### Stored data:

** START **

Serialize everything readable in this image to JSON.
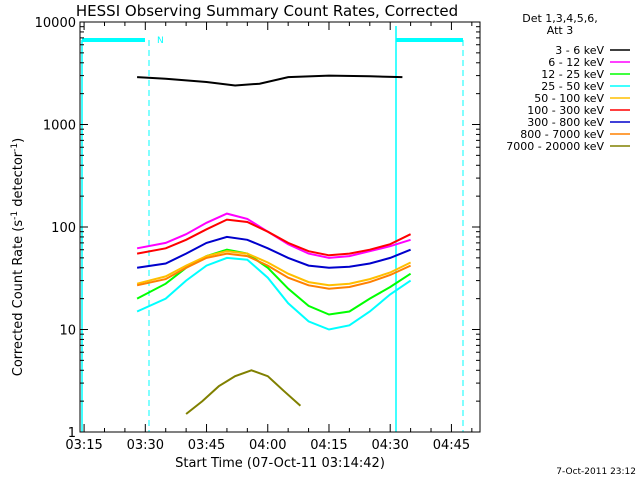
{
  "chart_data": {
    "type": "line",
    "title": "HESSI Observing Summary Count Rates, Corrected",
    "xlabel": "Start Time (07-Oct-11 03:14:42)",
    "ylabel_main": "Corrected Count Rate (s",
    "ylabel_sup": "-1",
    "ylabel_mid": " detector",
    "ylabel_end": ")",
    "y_scale": "log",
    "ylim": [
      1,
      10000
    ],
    "xlim": [
      "03:14",
      "04:52"
    ],
    "x_ticks": [
      "03:15",
      "03:30",
      "03:45",
      "04:00",
      "04:15",
      "04:30",
      "04:45"
    ],
    "y_ticks": [
      "1",
      "10",
      "100",
      "1000",
      "10000"
    ],
    "legend_header": [
      "Det 1,3,4,5,6,",
      "Att 3"
    ],
    "legend_position": "top-right",
    "timestamp": "7-Oct-2011 23:12",
    "flag_label": "N",
    "series": [
      {
        "name": "3 - 6 keV",
        "color": "#000000",
        "x": [
          "03:28",
          "03:35",
          "03:45",
          "03:52",
          "03:58",
          "04:05",
          "04:15",
          "04:25",
          "04:33"
        ],
        "y": [
          2900,
          2800,
          2600,
          2400,
          2500,
          2900,
          3000,
          2950,
          2900
        ]
      },
      {
        "name": "6 - 12 keV",
        "color": "#ff00ff",
        "x": [
          "03:28",
          "03:35",
          "03:40",
          "03:45",
          "03:50",
          "03:55",
          "04:00",
          "04:05",
          "04:10",
          "04:15",
          "04:20",
          "04:25",
          "04:30",
          "04:35"
        ],
        "y": [
          62,
          70,
          85,
          110,
          135,
          120,
          90,
          68,
          55,
          50,
          52,
          58,
          65,
          75
        ]
      },
      {
        "name": "12 - 25 keV",
        "color": "#00ff00",
        "x": [
          "03:28",
          "03:35",
          "03:40",
          "03:45",
          "03:50",
          "03:55",
          "04:00",
          "04:05",
          "04:10",
          "04:15",
          "04:20",
          "04:25",
          "04:30",
          "04:35"
        ],
        "y": [
          20,
          28,
          40,
          52,
          60,
          55,
          40,
          25,
          17,
          14,
          15,
          20,
          26,
          35
        ]
      },
      {
        "name": "25 - 50 keV",
        "color": "#00ffff",
        "x": [
          "03:28",
          "03:35",
          "03:40",
          "03:45",
          "03:50",
          "03:55",
          "04:00",
          "04:05",
          "04:10",
          "04:15",
          "04:20",
          "04:25",
          "04:30",
          "04:35"
        ],
        "y": [
          15,
          20,
          30,
          42,
          50,
          48,
          32,
          18,
          12,
          10,
          11,
          15,
          22,
          30
        ]
      },
      {
        "name": "50 - 100 keV",
        "color": "#ffbf00",
        "x": [
          "03:28",
          "03:35",
          "03:40",
          "03:45",
          "03:50",
          "03:55",
          "04:00",
          "04:05",
          "04:10",
          "04:15",
          "04:20",
          "04:25",
          "04:30",
          "04:35"
        ],
        "y": [
          28,
          33,
          42,
          52,
          58,
          55,
          45,
          35,
          29,
          27,
          28,
          31,
          36,
          45
        ]
      },
      {
        "name": "100 - 300 keV",
        "color": "#ff0000",
        "x": [
          "03:28",
          "03:35",
          "03:40",
          "03:45",
          "03:50",
          "03:55",
          "04:00",
          "04:05",
          "04:10",
          "04:15",
          "04:20",
          "04:25",
          "04:30",
          "04:35"
        ],
        "y": [
          55,
          62,
          75,
          95,
          118,
          112,
          90,
          70,
          58,
          53,
          55,
          60,
          68,
          85
        ]
      },
      {
        "name": "300 - 800 keV",
        "color": "#0000cc",
        "x": [
          "03:28",
          "03:35",
          "03:40",
          "03:45",
          "03:50",
          "03:55",
          "04:00",
          "04:05",
          "04:10",
          "04:15",
          "04:20",
          "04:25",
          "04:30",
          "04:35"
        ],
        "y": [
          40,
          44,
          55,
          70,
          80,
          75,
          62,
          50,
          42,
          40,
          41,
          44,
          50,
          60
        ]
      },
      {
        "name": "800 - 7000 keV",
        "color": "#ff8000",
        "x": [
          "03:28",
          "03:35",
          "03:40",
          "03:45",
          "03:50",
          "03:55",
          "04:00",
          "04:05",
          "04:10",
          "04:15",
          "04:20",
          "04:25",
          "04:30",
          "04:35"
        ],
        "y": [
          27,
          31,
          40,
          50,
          55,
          52,
          42,
          32,
          27,
          25,
          26,
          29,
          34,
          42
        ]
      },
      {
        "name": "7000 - 20000 keV",
        "color": "#808000",
        "x": [
          "03:40",
          "03:44",
          "03:48",
          "03:52",
          "03:56",
          "04:00",
          "04:04",
          "04:08"
        ],
        "y": [
          1.5,
          2.0,
          2.8,
          3.5,
          4.0,
          3.5,
          2.5,
          1.8
        ]
      }
    ]
  }
}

** END **

### The task:
Return every line of the preceding records in which the word "Count" appears.

### Exercise response:
    "title": "HESSI Observing Summary Count Rates, Corrected",
    "ylabel_main": "Corrected Count Rate (s",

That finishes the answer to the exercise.